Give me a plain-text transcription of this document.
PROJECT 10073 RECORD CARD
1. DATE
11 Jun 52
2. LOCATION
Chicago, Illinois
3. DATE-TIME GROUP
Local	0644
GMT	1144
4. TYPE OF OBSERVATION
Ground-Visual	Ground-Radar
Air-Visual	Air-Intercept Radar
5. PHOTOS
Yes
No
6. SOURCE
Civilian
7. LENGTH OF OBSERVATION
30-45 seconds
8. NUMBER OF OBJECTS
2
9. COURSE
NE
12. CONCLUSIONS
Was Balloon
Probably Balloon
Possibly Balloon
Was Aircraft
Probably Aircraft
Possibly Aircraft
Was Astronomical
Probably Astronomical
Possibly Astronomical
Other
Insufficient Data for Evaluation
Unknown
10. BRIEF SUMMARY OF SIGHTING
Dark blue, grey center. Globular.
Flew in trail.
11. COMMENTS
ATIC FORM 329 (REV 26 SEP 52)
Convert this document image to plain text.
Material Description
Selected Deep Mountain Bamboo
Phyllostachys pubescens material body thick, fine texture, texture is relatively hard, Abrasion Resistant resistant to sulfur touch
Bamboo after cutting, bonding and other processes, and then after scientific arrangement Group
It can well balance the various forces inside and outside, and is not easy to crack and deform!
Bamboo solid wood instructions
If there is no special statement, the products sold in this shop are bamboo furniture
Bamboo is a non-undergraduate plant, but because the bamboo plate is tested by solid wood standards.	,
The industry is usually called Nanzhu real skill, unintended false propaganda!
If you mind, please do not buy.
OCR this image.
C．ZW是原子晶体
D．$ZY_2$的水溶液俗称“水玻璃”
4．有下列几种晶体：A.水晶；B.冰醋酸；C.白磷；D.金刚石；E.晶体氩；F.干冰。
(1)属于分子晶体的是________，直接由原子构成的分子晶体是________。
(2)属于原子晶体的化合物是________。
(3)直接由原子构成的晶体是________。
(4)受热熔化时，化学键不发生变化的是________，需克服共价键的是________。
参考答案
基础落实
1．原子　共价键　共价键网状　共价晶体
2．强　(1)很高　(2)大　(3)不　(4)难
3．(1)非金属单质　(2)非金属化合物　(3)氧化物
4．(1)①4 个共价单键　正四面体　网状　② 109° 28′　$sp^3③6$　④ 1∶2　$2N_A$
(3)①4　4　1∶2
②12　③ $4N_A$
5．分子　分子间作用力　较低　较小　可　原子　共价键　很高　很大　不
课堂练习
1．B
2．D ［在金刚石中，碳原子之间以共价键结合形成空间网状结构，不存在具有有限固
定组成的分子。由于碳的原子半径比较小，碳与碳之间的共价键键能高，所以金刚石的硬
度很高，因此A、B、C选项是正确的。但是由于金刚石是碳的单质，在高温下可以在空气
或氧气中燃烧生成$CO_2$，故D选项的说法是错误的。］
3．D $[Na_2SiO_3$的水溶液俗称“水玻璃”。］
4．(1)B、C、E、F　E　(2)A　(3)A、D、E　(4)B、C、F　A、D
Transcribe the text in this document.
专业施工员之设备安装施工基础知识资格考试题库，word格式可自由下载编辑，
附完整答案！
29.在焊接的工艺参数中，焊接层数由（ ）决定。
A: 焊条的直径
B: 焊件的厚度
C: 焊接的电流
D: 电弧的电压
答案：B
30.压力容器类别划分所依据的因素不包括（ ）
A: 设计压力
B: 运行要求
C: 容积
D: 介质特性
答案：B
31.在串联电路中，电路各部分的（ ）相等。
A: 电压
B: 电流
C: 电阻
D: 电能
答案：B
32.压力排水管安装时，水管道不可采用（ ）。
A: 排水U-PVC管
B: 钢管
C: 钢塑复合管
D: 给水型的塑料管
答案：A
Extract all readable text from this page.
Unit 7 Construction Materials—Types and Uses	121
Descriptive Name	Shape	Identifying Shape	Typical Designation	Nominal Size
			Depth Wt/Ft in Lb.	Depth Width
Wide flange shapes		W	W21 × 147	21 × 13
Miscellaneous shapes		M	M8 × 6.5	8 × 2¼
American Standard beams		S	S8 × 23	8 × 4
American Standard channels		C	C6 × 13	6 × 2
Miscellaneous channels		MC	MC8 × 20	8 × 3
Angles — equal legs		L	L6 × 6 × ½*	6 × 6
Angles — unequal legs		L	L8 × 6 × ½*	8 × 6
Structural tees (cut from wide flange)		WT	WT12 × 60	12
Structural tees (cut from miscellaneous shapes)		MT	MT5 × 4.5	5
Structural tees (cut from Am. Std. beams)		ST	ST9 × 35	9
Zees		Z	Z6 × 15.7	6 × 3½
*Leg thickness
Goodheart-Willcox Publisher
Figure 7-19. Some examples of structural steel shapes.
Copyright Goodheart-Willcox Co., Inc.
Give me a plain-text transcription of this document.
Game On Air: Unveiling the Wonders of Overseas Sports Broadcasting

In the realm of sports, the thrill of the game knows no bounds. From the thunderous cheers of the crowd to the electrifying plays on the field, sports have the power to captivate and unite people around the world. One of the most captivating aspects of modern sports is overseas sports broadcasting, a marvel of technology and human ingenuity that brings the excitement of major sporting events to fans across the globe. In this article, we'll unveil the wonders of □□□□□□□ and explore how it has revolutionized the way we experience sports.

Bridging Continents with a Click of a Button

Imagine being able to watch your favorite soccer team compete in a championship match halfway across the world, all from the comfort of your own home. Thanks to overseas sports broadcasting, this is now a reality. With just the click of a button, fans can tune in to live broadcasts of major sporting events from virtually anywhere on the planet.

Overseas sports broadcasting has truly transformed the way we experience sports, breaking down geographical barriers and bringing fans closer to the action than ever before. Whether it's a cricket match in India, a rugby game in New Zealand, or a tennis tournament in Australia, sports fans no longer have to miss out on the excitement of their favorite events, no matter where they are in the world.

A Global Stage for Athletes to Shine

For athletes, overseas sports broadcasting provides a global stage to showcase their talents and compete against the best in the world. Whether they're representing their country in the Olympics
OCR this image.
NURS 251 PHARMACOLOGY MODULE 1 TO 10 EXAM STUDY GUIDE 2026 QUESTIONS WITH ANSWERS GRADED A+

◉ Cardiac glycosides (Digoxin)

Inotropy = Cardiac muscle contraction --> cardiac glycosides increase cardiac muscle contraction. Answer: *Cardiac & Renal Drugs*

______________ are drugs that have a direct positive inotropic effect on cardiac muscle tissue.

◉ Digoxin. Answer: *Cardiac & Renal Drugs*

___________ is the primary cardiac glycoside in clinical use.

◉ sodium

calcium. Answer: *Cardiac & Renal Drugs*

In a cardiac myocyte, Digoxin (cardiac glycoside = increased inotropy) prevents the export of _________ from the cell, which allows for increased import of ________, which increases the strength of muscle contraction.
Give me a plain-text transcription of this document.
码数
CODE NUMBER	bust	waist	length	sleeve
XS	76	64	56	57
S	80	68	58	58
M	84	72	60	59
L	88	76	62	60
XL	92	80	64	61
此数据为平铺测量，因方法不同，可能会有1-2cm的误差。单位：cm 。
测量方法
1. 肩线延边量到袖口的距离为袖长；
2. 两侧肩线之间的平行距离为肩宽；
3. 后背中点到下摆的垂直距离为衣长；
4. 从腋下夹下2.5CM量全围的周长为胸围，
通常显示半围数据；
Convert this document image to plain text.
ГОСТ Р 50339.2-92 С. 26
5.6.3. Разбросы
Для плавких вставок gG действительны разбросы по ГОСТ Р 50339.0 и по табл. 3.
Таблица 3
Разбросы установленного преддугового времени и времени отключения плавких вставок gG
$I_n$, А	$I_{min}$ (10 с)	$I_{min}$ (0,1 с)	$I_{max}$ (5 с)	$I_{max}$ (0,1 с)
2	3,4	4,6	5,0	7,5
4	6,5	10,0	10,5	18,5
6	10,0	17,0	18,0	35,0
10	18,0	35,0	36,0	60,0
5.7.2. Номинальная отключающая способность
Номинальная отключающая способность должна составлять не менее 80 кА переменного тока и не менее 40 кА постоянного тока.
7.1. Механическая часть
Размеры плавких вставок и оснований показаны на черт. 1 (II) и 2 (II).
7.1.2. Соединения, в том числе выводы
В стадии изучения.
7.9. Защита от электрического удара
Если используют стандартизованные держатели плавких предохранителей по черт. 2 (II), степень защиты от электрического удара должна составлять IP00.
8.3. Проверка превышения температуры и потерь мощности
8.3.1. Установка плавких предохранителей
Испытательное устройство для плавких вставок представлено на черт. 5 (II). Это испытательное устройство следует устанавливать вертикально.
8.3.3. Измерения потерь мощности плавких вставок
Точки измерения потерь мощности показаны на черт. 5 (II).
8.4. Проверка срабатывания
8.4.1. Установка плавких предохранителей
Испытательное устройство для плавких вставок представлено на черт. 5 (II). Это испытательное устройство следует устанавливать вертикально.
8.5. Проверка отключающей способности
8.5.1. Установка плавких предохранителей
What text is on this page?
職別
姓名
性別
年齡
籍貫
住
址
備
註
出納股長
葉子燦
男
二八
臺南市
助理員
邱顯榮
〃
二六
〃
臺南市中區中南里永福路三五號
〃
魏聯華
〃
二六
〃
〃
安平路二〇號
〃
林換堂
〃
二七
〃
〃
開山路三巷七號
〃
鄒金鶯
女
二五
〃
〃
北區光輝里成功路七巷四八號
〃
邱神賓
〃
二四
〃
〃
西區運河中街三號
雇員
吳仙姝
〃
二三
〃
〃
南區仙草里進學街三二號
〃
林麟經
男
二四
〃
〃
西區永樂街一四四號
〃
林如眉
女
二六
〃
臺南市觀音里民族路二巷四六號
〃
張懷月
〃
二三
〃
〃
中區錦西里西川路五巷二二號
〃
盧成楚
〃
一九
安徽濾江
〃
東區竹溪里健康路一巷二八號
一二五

^^^^

Every line containing the string "tees" must be listed.

**RESULT:**
Structural tees (cut from wide flange)		WT	WT12 × 60	12
Structural tees (cut from miscellaneous shapes)		MT	MT5 × 4.5	5
Structural tees (cut from Am. Std. beams)		ST	ST9 × 35	9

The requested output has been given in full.